## Task requirements
Find every line containing the word "estão" in the records below; report only how many there are.

Items from a data source:

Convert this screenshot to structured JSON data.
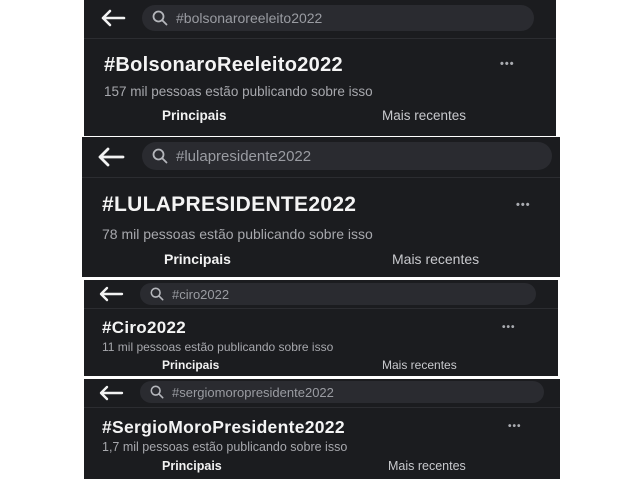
{
  "panels": [
    {
      "search_text": "#bolsonaroreeleito2022",
      "title": "#BolsonaroReeleito2022",
      "subtitle": "157 mil pessoas estão publicando sobre isso",
      "more_label": "•••",
      "tabs": [
        "Principais",
        "Mais recentes"
      ]
    },
    {
      "search_text": "#lulapresidente2022",
      "title": "#LULAPRESIDENTE2022",
      "subtitle": "78 mil pessoas estão publicando sobre isso",
      "more_label": "•••",
      "tabs": [
        "Principais",
        "Mais recentes"
      ]
    },
    {
      "search_text": "#ciro2022",
      "title": "#Ciro2022",
      "subtitle": "11 mil pessoas estão publicando sobre isso",
      "more_label": "•••",
      "tabs": [
        "Principais",
        "Mais recentes"
      ]
    },
    {
      "search_text": "#sergiomoropresidente2022",
      "title": "#SergioMoroPresidente2022",
      "subtitle": "1,7 mil pessoas estão publicando sobre isso",
      "more_label": "•••",
      "tabs": [
        "Principais",
        "Mais recentes"
      ]
    }
  ],
  "icons": {
    "back": "arrow-left-icon",
    "search": "search-icon"
  },
  "colors": {
    "background": "#1b1c1f",
    "search_bg": "#2a2b30",
    "text": "#f4f4f4",
    "muted": "#a7a8ad"
  }
}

## Solution to the problem
4